+++ INFORMATION SUPPLIED
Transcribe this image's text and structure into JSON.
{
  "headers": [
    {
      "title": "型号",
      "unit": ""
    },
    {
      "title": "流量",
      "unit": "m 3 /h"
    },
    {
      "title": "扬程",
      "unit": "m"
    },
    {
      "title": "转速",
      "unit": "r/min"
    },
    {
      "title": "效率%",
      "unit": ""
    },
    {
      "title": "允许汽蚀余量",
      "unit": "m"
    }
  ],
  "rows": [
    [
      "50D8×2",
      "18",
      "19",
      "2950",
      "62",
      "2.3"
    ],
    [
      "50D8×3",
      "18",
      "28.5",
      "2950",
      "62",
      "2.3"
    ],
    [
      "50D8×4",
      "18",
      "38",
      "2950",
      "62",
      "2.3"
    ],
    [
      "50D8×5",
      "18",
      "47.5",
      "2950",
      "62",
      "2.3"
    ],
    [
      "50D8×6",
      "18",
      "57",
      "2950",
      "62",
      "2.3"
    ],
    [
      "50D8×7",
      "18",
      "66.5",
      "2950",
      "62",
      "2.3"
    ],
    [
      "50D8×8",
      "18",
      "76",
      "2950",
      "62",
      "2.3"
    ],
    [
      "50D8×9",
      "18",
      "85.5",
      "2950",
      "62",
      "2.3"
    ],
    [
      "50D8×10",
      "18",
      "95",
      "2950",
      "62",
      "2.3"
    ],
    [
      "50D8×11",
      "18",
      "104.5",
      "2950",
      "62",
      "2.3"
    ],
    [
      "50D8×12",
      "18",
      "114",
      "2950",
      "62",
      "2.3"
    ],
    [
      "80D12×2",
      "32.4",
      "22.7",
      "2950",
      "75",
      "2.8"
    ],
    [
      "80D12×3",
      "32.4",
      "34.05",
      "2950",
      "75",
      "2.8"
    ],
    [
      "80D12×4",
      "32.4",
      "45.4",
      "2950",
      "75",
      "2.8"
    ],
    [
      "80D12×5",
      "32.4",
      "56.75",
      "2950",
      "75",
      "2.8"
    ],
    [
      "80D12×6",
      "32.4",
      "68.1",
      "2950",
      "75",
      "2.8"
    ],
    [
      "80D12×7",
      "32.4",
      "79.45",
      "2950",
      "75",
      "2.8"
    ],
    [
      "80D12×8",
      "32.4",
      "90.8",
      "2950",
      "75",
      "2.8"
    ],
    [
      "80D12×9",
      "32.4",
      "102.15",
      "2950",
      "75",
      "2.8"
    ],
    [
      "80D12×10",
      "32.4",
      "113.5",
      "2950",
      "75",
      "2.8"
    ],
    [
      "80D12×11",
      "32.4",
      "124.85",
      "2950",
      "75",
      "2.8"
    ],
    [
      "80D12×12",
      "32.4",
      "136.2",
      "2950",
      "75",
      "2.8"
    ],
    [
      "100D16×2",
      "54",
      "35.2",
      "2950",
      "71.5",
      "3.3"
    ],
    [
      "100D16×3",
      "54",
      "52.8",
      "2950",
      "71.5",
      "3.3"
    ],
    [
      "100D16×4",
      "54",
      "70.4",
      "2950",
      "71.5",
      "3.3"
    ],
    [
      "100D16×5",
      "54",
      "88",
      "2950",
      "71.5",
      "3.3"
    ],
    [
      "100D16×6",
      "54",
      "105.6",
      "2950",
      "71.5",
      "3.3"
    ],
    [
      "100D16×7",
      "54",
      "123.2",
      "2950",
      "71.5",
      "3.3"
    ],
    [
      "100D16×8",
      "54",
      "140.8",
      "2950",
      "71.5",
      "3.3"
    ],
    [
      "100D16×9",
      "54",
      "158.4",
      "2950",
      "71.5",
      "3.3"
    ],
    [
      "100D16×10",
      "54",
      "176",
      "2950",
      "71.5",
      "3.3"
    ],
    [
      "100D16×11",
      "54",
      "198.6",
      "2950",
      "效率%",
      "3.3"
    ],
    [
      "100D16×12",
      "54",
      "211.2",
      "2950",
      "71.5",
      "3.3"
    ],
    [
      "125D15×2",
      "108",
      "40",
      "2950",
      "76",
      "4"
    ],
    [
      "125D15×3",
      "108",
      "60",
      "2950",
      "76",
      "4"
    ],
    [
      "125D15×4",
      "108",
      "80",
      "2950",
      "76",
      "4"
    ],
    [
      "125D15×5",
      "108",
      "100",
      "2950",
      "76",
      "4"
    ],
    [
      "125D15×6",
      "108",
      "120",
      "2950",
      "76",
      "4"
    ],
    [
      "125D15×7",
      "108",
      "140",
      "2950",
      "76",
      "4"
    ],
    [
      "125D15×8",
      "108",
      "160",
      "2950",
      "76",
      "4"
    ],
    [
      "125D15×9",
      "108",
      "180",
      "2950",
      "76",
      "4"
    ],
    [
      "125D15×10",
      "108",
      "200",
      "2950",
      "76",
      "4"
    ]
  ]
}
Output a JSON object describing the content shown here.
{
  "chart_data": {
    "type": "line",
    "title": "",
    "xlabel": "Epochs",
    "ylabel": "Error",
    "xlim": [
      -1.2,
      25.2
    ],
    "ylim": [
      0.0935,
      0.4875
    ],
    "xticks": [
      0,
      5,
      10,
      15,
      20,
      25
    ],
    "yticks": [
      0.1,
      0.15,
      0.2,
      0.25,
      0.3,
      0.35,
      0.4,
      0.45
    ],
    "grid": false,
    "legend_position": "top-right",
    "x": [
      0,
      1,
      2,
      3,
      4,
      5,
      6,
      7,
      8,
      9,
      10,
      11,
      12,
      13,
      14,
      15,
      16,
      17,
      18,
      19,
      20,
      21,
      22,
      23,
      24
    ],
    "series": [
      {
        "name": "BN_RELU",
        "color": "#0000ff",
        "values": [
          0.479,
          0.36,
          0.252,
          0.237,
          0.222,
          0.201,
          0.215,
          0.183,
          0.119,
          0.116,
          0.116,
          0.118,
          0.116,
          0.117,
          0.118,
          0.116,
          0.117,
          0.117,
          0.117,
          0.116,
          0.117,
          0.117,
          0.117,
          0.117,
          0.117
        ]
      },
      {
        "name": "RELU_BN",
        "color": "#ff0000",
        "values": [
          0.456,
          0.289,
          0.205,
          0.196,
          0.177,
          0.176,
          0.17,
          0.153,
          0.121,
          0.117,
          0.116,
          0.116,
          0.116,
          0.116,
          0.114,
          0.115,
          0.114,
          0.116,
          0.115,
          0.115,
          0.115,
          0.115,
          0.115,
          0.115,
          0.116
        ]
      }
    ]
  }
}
++++++
** INSTRUCTIONS TO FOLLOW **
Retype the material above, line by line, exactly.

** FINAL ANSWER **
Transcribe this image's text and structure into JSON.
{
  "headers": [
    {
      "title": "型号",
      "unit": ""
    },
    {
      "title": "流量",
      "unit": "m 3 /h"
    },
    {
      "title": "扬程",
      "unit": "m"
    },
    {
      "title": "转速",
      "unit": "r/min"
    },
    {
      "title": "效率%",
      "unit": ""
    },
    {
      "title": "允许汽蚀余量",
      "unit": "m"
    }
  ],
  "rows": [
    [
      "50D8×2",
      "18",
      "19",
      "2950",
      "62",
      "2.3"
    ],
    [
      "50D8×3",
      "18",
      "28.5",
      "2950",
      "62",
      "2.3"
    ],
    [
      "50D8×4",
      "18",
      "38",
      "2950",
      "62",
      "2.3"
    ],
    [
      "50D8×5",
      "18",
      "47.5",
      "2950",
      "62",
      "2.3"
    ],
    [
      "50D8×6",
      "18",
      "57",
      "2950",
      "62",
      "2.3"
    ],
    [
      "50D8×7",
      "18",
      "66.5",
      "2950",
      "62",
      "2.3"
    ],
    [
      "50D8×8",
      "18",
      "76",
      "2950",
      "62",
      "2.3"
    ],
    [
      "50D8×9",
      "18",
      "85.5",
      "2950",
      "62",
      "2.3"
    ],
    [
      "50D8×10",
      "18",
      "95",
      "2950",
      "62",
      "2.3"
    ],
    [
      "50D8×11",
      "18",
      "104.5",
      "2950",
      "62",
      "2.3"
    ],
    [
      "50D8×12",
      "18",
      "114",
      "2950",
      "62",
      "2.3"
    ],
    [
      "80D12×2",
      "32.4",
      "22.7",
      "2950",
      "75",
      "2.8"
    ],
    [
      "80D12×3",
      "32.4",
      "34.05",
      "2950",
      "75",
      "2.8"
    ],
    [
      "80D12×4",
      "32.4",
      "45.4",
      "2950",
      "75",
      "2.8"
    ],
    [
      "80D12×5",
      "32.4",
      "56.75",
      "2950",
      "75",
      "2.8"
    ],
    [
      "80D12×6",
      "32.4",
      "68.1",
      "2950",
      "75",
      "2.8"
    ],
    [
      "80D12×7",
      "32.4",
      "79.45",
      "2950",
      "75",
      "2.8"
    ],
    [
      "80D12×8",
      "32.4",
      "90.8",
      "2950",
      "75",
      "2.8"
    ],
    [
      "80D12×9",
      "32.4",
      "102.15",
      "2950",
      "75",
      "2.8"
    ],
    [
      "80D12×10",
      "32.4",
      "113.5",
      "2950",
      "75",
      "2.8"
    ],
    [
      "80D12×11",
      "32.4",
      "124.85",
      "2950",
      "75",
      "2.8"
    ],
    [
      "80D12×12",
      "32.4",
      "136.2",
      "2950",
      "75",
      "2.8"
    ],
    [
      "100D16×2",
      "54",
      "35.2",
      "2950",
      "71.5",
      "3.3"
    ],
    [
      "100D16×3",
      "54",
      "52.8",
      "2950",
      "71.5",
      "3.3"
    ],
    [
      "100D16×4",
      "54",
      "70.4",
      "2950",
      "71.5",
      "3.3"
    ],
    [
      "100D16×5",
      "54",
      "88",
      "2950",
      "71.5",
      "3.3"
    ],
    [
      "100D16×6",
      "54",
      "105.6",
      "2950",
      "71.5",
      "3.3"
    ],
    [
      "100D16×7",
      "54",
      "123.2",
      "2950",
      "71.5",
      "3.3"
    ],
    [
      "100D16×8",
      "54",
      "140.8",
      "2950",
      "71.5",
      "3.3"
    ],
    [
      "100D16×9",
      "54",
      "158.4",
      "2950",
      "71.5",
      "3.3"
    ],
    [
      "100D16×10",
      "54",
      "176",
      "2950",
      "71.5",
      "3.3"
    ],
    [
      "100D16×11",
      "54",
      "198.6",
      "2950",
      "效率%",
      "3.3"
    ],
    [
      "100D16×12",
      "54",
      "211.2",
      "2950",
      "71.5",
      "3.3"
    ],
    [
      "125D15×2",
      "108",
      "40",
      "2950",
      "76",
      "4"
    ],
    [
      "125D15×3",
      "108",
      "60",
      "2950",
      "76",
      "4"
    ],
    [
      "125D15×4",
      "108",
      "80",
      "2950",
      "76",
      "4"
    ],
    [
      "125D15×5",
      "108",
      "100",
      "2950",
      "76",
      "4"
    ],
    [
      "125D15×6",
      "108",
      "120",
      "2950",
      "76",
      "4"
    ],
    [
      "125D15×7",
      "108",
      "140",
      "2950",
      "76",
      "4"
    ],
    [
      "125D15×8",
      "108",
      "160",
      "2950",
      "76",
      "4"
    ],
    [
      "125D15×9",
      "108",
      "180",
      "2950",
      "76",
      "4"
    ],
    [
      "125D15×10",
      "108",
      "200",
      "2950",
      "76",
      "4"
    ]
  ]
}
Output a JSON object describing the content shown here.
{
  "chart_data": {
    "type": "line",
    "title": "",
    "xlabel": "Epochs",
    "ylabel": "Error",
    "xlim": [
      -1.2,
      25.2
    ],
    "ylim": [
      0.0935,
      0.4875
    ],
    "xticks": [
      0,
      5,
      10,
      15,
      20,
      25
    ],
    "yticks": [
      0.1,
      0.15,
      0.2,
      0.25,
      0.3,
      0.35,
      0.4,
      0.45
    ],
    "grid": false,
    "legend_position": "top-right",
    "x": [
      0,
      1,
      2,
      3,
      4,
      5,
      6,
      7,
      8,
      9,
      10,
      11,
      12,
      13,
      14,
      15,
      16,
      17,
      18,
      19,
      20,
      21,
      22,
      23,
      24
    ],
    "series": [
      {
        "name": "BN_RELU",
        "color": "#0000ff",
        "values": [
          0.479,
          0.36,
          0.252,
          0.237,
          0.222,
          0.201,
          0.215,
          0.183,
          0.119,
          0.116,
          0.116,
          0.118,
          0.116,
          0.117,
          0.118,
          0.116,
          0.117,
          0.117,
          0.117,
          0.116,
          0.117,
          0.117,
          0.117,
          0.117,
          0.117
        ]
      },
      {
        "name": "RELU_BN",
        "color": "#ff0000",
        "values": [
          0.456,
          0.289,
          0.205,
          0.196,
          0.177,
          0.176,
          0.17,
          0.153,
          0.121,
          0.117,
          0.116,
          0.116,
          0.116,
          0.116,
          0.114,
          0.115,
          0.114,
          0.116,
          0.115,
          0.115,
          0.115,
          0.115,
          0.115,
          0.115,
          0.116
        ]
      }
    ]
  }
}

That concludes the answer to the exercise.